§ EXERCISE SET
A – In the text on the UK's post-Brexit immigration system, which visa route replaced Tier 2 (General)?
B – Write a continuation of the text on the UK's post-Brexit points-based immigration system, picking up after its last sentence.

New policy primer on post-Brexit system, focusing primarily on migration for work

Date of Publication:
21 May 2021

Migration Observatory at the University of Oxford publishes helpful overview of the new points-based immigration system

21 May 2021

The Migration Observatory at the University of Oxford this week published a usefully succinct overview of the UK's new points-based immigration system (PBS), as introduced following Brexit.

LogoYou can read the Migration Observatory's policy primer online here or download it here.

It outlines the main features of the UK's new immigration system, focusing primarily on migration for work, and considers the likely impact on the economy.

The policy primer explains that the most important changes introduced by the new system are the end of free movement and the changes to the main long-term work route, which saw the Skilled Worker visa route replacing Tier 2 (General).

§ RECORDS SHOWN
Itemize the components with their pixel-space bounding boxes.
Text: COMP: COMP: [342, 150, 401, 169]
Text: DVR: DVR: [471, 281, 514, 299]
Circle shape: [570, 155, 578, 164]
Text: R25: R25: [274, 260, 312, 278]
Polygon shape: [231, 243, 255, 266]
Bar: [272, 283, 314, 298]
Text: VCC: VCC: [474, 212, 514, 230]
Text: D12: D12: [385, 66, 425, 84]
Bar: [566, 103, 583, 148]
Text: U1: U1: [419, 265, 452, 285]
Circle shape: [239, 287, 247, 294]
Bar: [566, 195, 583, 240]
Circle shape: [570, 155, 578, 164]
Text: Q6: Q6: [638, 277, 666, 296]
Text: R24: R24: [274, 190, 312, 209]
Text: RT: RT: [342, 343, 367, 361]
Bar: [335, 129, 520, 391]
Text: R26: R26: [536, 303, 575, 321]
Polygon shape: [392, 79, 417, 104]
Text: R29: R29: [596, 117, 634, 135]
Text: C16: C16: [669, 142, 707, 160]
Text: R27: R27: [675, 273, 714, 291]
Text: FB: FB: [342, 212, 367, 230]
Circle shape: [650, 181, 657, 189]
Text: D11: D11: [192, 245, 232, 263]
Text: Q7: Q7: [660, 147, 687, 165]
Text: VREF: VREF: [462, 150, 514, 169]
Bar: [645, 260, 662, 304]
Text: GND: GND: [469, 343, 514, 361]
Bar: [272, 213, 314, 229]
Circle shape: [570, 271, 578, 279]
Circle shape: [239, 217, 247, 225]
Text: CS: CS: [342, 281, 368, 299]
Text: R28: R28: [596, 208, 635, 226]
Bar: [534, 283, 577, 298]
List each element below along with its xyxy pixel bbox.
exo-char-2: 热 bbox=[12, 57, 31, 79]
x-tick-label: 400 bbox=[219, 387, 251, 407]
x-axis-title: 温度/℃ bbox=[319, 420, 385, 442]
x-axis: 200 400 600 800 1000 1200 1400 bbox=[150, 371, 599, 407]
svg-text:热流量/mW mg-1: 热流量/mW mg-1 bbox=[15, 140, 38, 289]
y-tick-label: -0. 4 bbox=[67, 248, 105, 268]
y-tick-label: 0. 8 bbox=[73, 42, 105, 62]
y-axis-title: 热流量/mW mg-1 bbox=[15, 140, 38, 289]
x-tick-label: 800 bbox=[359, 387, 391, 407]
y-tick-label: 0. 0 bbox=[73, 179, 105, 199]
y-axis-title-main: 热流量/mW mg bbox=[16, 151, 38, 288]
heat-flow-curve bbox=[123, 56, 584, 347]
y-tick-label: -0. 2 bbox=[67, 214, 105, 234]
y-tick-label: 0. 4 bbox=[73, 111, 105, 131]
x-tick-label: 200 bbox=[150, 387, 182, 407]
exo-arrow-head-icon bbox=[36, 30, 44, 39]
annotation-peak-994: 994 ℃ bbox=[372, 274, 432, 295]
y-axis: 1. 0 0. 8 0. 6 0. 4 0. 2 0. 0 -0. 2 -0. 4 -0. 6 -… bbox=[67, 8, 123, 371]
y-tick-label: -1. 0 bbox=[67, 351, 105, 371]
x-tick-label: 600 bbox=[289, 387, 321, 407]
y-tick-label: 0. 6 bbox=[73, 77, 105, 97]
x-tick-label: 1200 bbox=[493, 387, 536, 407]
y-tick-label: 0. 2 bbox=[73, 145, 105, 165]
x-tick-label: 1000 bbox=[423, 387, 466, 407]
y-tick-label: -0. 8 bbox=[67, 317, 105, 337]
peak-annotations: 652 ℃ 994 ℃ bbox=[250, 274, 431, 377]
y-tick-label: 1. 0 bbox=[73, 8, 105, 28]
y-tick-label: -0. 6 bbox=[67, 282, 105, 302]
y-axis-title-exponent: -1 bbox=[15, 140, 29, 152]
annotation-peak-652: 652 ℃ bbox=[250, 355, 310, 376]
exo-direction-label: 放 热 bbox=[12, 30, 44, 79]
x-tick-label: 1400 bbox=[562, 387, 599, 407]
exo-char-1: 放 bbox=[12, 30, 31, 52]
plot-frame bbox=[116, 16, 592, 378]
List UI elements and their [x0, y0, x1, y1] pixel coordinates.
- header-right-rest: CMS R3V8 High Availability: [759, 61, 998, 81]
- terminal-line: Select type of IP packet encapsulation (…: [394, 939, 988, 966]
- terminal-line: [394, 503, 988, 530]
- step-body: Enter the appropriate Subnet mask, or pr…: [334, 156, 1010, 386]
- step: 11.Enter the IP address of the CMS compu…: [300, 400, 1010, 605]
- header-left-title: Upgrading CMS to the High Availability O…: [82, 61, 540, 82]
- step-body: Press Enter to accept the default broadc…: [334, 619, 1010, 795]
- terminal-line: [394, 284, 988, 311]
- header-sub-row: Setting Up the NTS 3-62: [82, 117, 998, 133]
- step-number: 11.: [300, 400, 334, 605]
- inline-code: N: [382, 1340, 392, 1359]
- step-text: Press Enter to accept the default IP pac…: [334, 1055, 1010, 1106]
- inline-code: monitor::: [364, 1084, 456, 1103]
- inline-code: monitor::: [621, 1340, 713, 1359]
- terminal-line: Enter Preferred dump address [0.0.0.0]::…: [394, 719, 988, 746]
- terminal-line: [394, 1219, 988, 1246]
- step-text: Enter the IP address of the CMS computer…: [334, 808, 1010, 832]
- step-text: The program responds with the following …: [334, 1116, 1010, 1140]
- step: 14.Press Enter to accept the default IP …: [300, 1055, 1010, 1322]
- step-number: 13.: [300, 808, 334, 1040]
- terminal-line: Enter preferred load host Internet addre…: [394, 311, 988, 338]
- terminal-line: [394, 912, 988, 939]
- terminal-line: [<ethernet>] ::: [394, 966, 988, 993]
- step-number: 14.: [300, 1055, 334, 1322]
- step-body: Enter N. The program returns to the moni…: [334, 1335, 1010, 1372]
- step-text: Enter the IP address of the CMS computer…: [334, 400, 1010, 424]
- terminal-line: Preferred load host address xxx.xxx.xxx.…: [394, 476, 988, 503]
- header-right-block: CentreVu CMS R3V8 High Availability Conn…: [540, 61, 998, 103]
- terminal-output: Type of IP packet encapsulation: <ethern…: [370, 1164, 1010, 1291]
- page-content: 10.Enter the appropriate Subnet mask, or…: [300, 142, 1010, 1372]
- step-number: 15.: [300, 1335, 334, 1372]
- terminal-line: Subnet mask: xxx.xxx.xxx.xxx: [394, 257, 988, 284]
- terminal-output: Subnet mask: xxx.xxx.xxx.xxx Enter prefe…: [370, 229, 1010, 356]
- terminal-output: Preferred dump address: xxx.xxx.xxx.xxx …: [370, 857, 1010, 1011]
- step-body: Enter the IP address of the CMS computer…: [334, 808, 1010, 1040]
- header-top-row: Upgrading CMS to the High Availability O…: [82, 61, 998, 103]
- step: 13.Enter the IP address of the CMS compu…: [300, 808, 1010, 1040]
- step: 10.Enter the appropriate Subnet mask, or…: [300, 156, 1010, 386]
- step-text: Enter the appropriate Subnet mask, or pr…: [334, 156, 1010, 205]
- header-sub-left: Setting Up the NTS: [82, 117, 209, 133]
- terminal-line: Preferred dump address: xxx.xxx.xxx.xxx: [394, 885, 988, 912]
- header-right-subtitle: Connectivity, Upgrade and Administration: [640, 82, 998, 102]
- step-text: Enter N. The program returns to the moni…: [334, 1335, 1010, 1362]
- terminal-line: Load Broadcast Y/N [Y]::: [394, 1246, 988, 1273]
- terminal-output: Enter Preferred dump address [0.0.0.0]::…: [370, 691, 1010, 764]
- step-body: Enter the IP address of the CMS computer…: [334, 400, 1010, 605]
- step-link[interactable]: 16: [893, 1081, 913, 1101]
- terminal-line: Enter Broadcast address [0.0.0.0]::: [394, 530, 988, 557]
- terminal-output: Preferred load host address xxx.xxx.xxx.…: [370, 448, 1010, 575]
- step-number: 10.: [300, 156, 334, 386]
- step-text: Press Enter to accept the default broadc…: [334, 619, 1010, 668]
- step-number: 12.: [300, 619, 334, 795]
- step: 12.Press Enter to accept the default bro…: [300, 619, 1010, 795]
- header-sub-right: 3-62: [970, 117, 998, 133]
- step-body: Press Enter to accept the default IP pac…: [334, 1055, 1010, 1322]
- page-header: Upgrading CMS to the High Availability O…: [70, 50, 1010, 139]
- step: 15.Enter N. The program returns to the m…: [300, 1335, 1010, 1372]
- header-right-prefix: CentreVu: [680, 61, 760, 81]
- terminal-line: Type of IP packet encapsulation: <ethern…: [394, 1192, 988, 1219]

§ TASK-BY-TASK RESULTS
A – The Skilled Worker visa route.

B –
As the Migration Observatory notes, while the lead-up to the introduction of system ahead of Brexit had seen much talk by the Government of it being an 'Australian-style' system, the reality of the Skilled Worker route is very different to Australia's main Skilled Independent route.

Australia's PBS focuses primarily on an individual's characteristics and does not require applicants to have a job offer or tie applicants to a specific job. In contrast: "the UK's points-tested route requires a job offer, and applicants must do the specific job for which they are sponsored. This makes it a relatively conventional employer-led system of the kind that operated in the UK before Brexit."

In addition, the policy primer notes that the Australian PBS does not include salary as a criterion, whereas the UK's new PBS uses salary as the most important factor.

The Migration Observatory's policy primer also considers the costs of work visas under the new system and how easily migrant workers can settle in the UK.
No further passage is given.